[Collected data]
────────────────
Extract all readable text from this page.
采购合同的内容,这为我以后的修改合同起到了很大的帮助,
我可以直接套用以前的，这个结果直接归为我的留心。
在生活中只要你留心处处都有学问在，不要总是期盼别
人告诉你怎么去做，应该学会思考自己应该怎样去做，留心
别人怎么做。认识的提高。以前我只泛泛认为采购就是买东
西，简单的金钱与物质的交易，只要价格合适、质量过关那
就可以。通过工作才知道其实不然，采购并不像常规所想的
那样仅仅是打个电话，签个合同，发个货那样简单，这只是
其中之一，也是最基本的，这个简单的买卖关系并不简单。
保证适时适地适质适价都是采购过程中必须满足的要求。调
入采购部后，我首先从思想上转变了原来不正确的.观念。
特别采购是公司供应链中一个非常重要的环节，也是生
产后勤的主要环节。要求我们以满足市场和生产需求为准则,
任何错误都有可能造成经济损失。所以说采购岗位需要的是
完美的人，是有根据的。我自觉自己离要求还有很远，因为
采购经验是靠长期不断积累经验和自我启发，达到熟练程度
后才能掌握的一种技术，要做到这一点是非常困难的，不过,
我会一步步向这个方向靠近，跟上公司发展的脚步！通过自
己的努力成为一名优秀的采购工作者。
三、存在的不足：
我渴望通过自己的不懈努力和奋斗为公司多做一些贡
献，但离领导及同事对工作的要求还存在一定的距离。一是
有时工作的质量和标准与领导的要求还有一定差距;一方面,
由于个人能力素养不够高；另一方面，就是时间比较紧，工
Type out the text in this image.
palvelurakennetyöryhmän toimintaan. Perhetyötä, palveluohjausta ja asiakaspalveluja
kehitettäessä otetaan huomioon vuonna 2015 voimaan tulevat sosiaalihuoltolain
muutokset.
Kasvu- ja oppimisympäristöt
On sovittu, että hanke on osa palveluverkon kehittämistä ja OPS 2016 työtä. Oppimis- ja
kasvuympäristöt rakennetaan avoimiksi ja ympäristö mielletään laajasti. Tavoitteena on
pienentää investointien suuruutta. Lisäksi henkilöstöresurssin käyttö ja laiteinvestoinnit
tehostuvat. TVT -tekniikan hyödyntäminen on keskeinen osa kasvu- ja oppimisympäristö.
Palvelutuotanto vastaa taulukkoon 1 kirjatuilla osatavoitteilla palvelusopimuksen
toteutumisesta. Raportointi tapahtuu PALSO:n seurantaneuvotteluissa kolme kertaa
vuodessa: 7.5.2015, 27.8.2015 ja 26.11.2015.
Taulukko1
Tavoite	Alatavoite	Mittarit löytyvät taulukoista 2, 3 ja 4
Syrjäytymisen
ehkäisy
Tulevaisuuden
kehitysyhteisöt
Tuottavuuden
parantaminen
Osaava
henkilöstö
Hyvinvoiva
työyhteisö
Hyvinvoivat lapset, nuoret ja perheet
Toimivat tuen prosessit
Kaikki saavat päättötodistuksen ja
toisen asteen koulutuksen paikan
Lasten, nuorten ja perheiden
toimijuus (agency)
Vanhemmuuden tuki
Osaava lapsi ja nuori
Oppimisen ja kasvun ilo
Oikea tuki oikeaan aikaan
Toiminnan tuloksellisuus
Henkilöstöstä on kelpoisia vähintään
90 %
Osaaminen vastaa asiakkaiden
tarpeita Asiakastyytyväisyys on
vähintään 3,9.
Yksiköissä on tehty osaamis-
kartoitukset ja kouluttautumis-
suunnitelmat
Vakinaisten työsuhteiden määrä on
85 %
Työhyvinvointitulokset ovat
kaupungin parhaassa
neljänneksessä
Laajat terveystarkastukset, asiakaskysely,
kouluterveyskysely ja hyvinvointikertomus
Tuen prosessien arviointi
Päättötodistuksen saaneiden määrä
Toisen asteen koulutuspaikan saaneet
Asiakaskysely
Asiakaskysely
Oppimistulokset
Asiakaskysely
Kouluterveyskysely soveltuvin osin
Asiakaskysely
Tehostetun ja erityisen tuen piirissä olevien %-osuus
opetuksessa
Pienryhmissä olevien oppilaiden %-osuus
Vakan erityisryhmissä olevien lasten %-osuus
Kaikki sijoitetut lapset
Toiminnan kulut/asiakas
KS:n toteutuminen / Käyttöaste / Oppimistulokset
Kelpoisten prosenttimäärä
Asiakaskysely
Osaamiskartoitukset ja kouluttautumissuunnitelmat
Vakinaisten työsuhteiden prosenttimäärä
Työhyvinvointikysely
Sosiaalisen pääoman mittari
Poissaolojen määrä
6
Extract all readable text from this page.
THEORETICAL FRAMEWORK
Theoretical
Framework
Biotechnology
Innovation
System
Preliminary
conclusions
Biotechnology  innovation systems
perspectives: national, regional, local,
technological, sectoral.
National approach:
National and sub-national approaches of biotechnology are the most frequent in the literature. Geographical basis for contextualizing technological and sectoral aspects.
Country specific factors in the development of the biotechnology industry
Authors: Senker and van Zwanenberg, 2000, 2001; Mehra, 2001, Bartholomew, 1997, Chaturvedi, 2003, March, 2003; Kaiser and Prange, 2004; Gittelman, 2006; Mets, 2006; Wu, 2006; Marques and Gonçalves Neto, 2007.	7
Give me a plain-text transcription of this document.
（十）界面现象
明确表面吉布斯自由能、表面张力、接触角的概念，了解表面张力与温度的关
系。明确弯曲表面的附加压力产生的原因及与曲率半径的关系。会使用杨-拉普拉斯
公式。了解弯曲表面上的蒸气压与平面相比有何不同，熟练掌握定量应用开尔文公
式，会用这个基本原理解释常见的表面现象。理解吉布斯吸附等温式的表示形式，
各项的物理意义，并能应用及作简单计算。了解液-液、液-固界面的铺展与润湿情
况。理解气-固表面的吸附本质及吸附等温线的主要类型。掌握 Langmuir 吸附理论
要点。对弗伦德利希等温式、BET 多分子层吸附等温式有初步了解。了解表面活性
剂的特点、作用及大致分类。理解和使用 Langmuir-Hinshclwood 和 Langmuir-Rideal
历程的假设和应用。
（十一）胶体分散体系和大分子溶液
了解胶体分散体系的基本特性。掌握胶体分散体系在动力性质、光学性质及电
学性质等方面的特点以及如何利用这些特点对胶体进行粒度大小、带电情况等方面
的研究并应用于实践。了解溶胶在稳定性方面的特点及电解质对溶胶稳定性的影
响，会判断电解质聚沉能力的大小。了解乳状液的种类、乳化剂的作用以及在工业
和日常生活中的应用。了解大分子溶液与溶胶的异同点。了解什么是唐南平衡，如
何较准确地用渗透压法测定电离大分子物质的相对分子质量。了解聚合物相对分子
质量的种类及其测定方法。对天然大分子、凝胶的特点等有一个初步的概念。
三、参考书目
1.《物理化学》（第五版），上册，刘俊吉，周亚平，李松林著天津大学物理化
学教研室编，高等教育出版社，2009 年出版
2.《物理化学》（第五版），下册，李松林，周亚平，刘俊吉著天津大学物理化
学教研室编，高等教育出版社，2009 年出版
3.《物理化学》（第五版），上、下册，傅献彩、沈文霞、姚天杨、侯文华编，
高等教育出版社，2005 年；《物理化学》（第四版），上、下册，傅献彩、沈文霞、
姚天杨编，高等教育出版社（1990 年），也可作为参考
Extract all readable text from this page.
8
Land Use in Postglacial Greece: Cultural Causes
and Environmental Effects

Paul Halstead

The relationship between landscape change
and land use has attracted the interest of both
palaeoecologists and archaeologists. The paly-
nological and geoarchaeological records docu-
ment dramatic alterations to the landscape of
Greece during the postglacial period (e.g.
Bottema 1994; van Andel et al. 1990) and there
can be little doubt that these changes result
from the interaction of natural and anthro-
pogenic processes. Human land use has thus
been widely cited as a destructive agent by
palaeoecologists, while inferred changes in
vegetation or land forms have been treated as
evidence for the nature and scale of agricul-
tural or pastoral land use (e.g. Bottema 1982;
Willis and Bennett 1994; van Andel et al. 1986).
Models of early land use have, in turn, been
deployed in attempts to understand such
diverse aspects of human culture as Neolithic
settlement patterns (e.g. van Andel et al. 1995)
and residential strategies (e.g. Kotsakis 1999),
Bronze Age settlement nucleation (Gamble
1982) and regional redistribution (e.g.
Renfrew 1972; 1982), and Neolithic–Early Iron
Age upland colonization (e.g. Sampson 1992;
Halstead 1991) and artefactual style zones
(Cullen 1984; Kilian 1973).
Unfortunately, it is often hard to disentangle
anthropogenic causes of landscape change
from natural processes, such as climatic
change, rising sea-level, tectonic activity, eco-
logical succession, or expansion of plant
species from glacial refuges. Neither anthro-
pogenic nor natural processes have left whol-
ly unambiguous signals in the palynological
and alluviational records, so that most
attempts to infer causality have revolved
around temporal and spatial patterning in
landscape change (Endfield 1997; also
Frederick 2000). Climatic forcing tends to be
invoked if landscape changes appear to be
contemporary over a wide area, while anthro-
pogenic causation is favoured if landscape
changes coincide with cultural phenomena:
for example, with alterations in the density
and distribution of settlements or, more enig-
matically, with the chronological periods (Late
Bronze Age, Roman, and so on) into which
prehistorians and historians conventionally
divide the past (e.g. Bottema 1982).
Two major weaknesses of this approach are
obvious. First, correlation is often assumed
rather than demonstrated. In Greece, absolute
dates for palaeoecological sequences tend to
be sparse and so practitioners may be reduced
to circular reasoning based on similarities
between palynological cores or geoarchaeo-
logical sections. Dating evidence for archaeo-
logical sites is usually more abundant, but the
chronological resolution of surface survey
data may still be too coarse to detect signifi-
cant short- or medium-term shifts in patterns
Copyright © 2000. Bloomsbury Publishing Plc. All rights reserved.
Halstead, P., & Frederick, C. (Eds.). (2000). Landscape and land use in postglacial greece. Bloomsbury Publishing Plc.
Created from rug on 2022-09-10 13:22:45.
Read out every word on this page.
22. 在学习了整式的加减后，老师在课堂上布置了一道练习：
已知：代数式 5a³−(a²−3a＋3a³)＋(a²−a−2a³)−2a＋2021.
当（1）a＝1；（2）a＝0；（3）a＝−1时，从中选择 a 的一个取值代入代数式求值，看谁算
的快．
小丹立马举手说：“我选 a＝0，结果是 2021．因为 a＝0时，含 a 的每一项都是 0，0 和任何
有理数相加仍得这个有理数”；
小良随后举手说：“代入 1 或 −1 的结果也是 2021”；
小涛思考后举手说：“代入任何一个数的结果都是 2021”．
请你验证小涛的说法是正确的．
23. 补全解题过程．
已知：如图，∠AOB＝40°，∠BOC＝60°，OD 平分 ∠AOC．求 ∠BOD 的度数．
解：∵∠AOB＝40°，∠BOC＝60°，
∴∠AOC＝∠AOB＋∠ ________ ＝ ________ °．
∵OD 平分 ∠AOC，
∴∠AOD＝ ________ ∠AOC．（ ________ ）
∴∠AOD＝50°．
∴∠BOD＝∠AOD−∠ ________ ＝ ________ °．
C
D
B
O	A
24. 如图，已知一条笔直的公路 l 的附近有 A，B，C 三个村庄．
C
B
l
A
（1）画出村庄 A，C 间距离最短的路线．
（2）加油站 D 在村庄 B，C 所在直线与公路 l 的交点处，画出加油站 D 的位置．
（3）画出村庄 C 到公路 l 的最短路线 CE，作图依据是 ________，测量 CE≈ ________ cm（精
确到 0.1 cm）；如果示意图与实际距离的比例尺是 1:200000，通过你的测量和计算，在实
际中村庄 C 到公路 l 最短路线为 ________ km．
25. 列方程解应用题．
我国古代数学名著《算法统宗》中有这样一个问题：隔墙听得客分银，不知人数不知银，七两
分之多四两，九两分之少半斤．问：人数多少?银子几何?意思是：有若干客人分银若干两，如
────────────────
• [WHAT IS EXPECTED]:
Only lines that contain the word "olevien" are wanted; copy each of them.

• [RIGHT ANSWER]:
Tehostetun ja erityisen tuen piirissä olevien %-osuus
Pienryhmissä olevien oppilaiden %-osuus
Vakan erityisryhmissä olevien lasten %-osuus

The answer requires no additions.